Pick out and copy every line below that has the word "Description".
— BEGIN Dataset —
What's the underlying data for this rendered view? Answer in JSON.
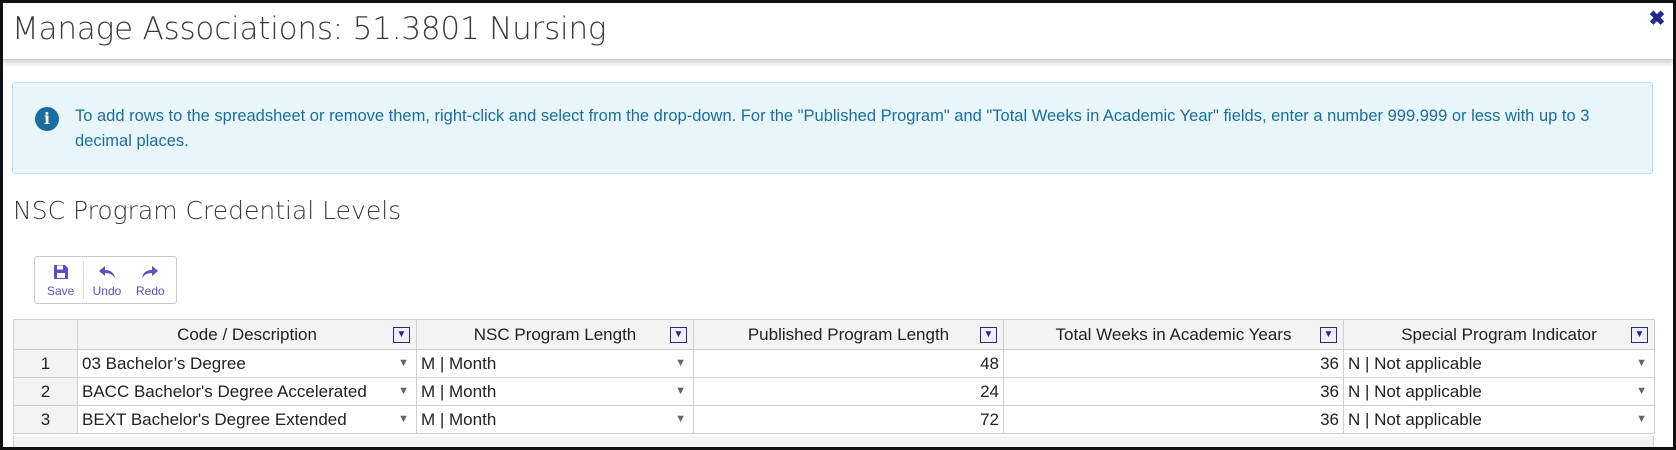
{
  "modal": {
    "title": "Manage Associations: 51.3801 Nursing",
    "close_icon": "close-icon"
  },
  "alert": {
    "icon": "info-icon",
    "icon_glyph": "i",
    "text": "To add rows to the spreadsheet or remove them, right-click and select from the drop-down. For the \"Published Program\" and \"Total Weeks in Academic Year\" fields, enter a number 999.999 or less with up to 3 decimal places."
  },
  "section": {
    "title": "NSC Program Credential Levels"
  },
  "toolbar": {
    "save_label": "Save",
    "undo_label": "Undo",
    "redo_label": "Redo"
  },
  "grid": {
    "columns": [
      "Code / Description",
      "NSC Program Length",
      "Published Program Length",
      "Total Weeks in Academic Years",
      "Special Program Indicator"
    ],
    "rows": [
      {
        "num": "1",
        "code": "03 Bachelor’s Degree",
        "length": "M | Month",
        "published": "48",
        "weeks": "36",
        "special": "N | Not applicable"
      },
      {
        "num": "2",
        "code": "BACC Bachelor's Degree Accelerated",
        "length": "M | Month",
        "published": "24",
        "weeks": "36",
        "special": "N | Not applicable"
      },
      {
        "num": "3",
        "code": "BEXT Bachelor's Degree Extended",
        "length": "M | Month",
        "published": "72",
        "weeks": "36",
        "special": "N | Not applicable"
      }
    ]
  },
  "colors": {
    "accent": "#5b4fbf",
    "info_text": "#1a6e9e",
    "info_bg": "#e8f5fa",
    "close": "#1f2a8a"
  }
}
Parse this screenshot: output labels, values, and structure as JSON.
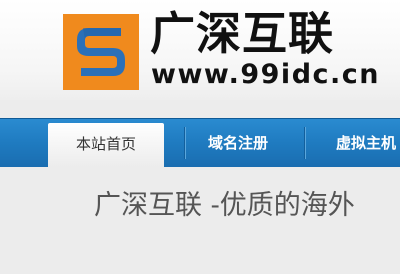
{
  "header": {
    "brand_name": "广深互联",
    "url": "www.99idc.cn",
    "logo_icon": "orange-blue-square-swirl-logo",
    "colors": {
      "logo_orange": "#f08a1d",
      "logo_blue": "#2b70b8"
    }
  },
  "nav": {
    "items": [
      {
        "label": "本站首页",
        "active": true
      },
      {
        "label": "域名注册",
        "active": false
      },
      {
        "label": "虚拟主机",
        "active": false
      }
    ],
    "colors": {
      "bar": "#1f7bc0",
      "active_bg": "#ffffff"
    }
  },
  "main": {
    "tagline": "广深互联 -优质的海外"
  }
}
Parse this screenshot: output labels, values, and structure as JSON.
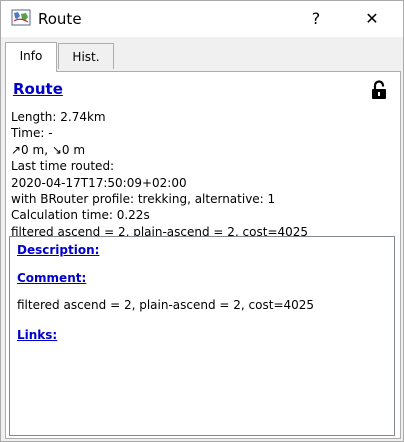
{
  "window": {
    "title": "Route",
    "icon": "map-icon",
    "help_label": "?",
    "close_label": "✕"
  },
  "tabs": [
    {
      "label": "Info",
      "active": true
    },
    {
      "label": "Hist.",
      "active": false
    }
  ],
  "info": {
    "heading": "Route",
    "lock_icon": "unlocked-padlock-icon",
    "length": "Length: 2.74km",
    "time": "Time: -",
    "elevation": "↗0 m, ↘0 m",
    "last_routed_label": "Last time routed:",
    "last_routed_value": "2020-04-17T17:50:09+02:00",
    "profile": "with BRouter profile: trekking, alternative: 1",
    "calc_time": "Calculation time: 0.22s",
    "filter_summary": "filtered ascend = 2, plain-ascend = 2, cost=4025"
  },
  "details": {
    "description_label": "Description:",
    "comment_label": "Comment:",
    "comment_text": "filtered ascend = 2, plain-ascend = 2, cost=4025",
    "links_label": "Links:"
  },
  "colors": {
    "link": "#0000cc",
    "client_bg": "#f0f0f0"
  }
}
— END Dataset —
Correct response
      "Code / Description",
    "description_label": "Description:",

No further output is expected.